What you are asked to do: Of the lines below, how many hold the string "name"? Give only the number.

Dataset:
[BEGIN]
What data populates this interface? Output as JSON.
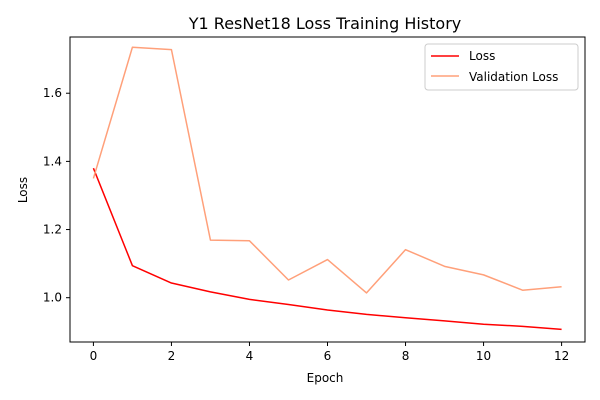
{
  "chart_data": {
    "type": "line",
    "title": "Y1 ResNet18 Loss Training History",
    "xlabel": "Epoch",
    "ylabel": "Loss",
    "xlim": [
      -0.6,
      12.6
    ],
    "ylim": [
      0.87,
      1.765
    ],
    "xticks": [
      0,
      2,
      4,
      6,
      8,
      10,
      12
    ],
    "yticks": [
      1.0,
      1.2,
      1.4,
      1.6
    ],
    "x": [
      0,
      1,
      2,
      3,
      4,
      5,
      6,
      7,
      8,
      9,
      10,
      11,
      12
    ],
    "series": [
      {
        "name": "Loss",
        "color": "#ff0000",
        "values": [
          1.38,
          1.094,
          1.043,
          1.017,
          0.995,
          0.98,
          0.964,
          0.951,
          0.941,
          0.932,
          0.922,
          0.916,
          0.907
        ]
      },
      {
        "name": "Validation Loss",
        "color": "#ffa07a",
        "values": [
          1.35,
          1.735,
          1.728,
          1.169,
          1.167,
          1.052,
          1.112,
          1.014,
          1.141,
          1.092,
          1.067,
          1.022,
          1.032
        ]
      }
    ],
    "legend_position": "top-right",
    "grid": false
  }
}
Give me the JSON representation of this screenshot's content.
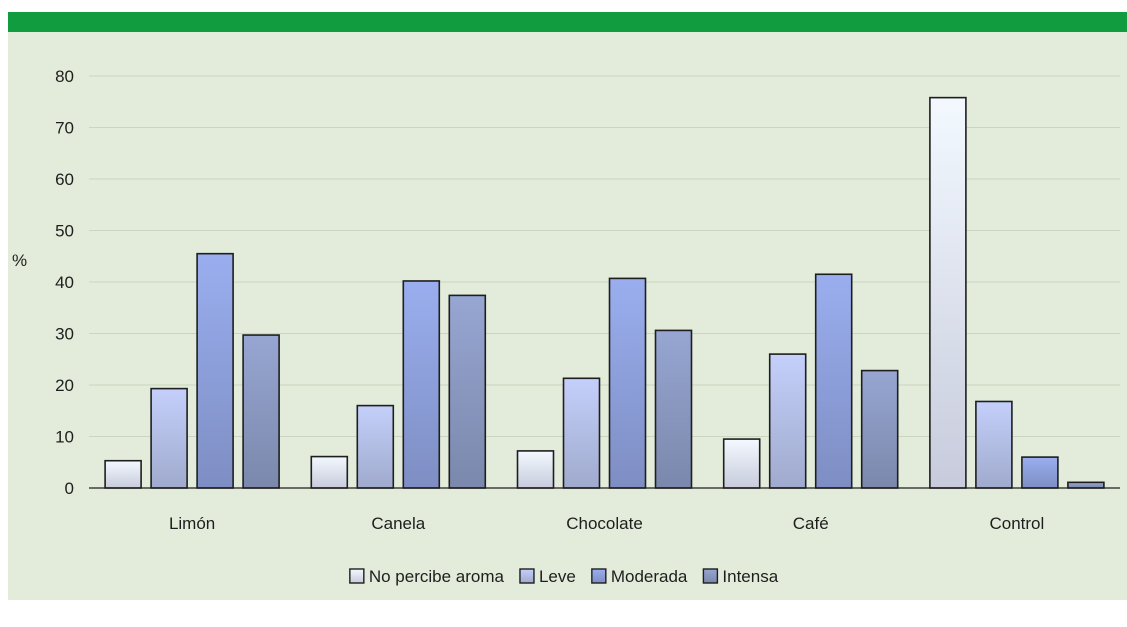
{
  "chart_data": {
    "type": "bar",
    "ylabel": "%",
    "ylim": [
      0,
      80
    ],
    "yticks": [
      0,
      10,
      20,
      30,
      40,
      50,
      60,
      70,
      80
    ],
    "categories": [
      "Limón",
      "Canela",
      "Chocolate",
      "Café",
      "Control"
    ],
    "series": [
      {
        "name": "No percibe aroma",
        "values": [
          5.3,
          6.1,
          7.2,
          9.5,
          75.8
        ],
        "color": "#dde2f4"
      },
      {
        "name": "Leve",
        "values": [
          19.3,
          16.0,
          21.3,
          26.0,
          16.8
        ],
        "color": "#b2bde4"
      },
      {
        "name": "Moderada",
        "values": [
          45.5,
          40.2,
          40.7,
          41.5,
          6.0
        ],
        "color": "#8c9ed9"
      },
      {
        "name": "Intensa",
        "values": [
          29.7,
          37.4,
          30.6,
          22.8,
          1.1
        ],
        "color": "#8997bf"
      }
    ],
    "grid": true,
    "legend_position": "bottom"
  }
}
[END]
Result of the exercise: 6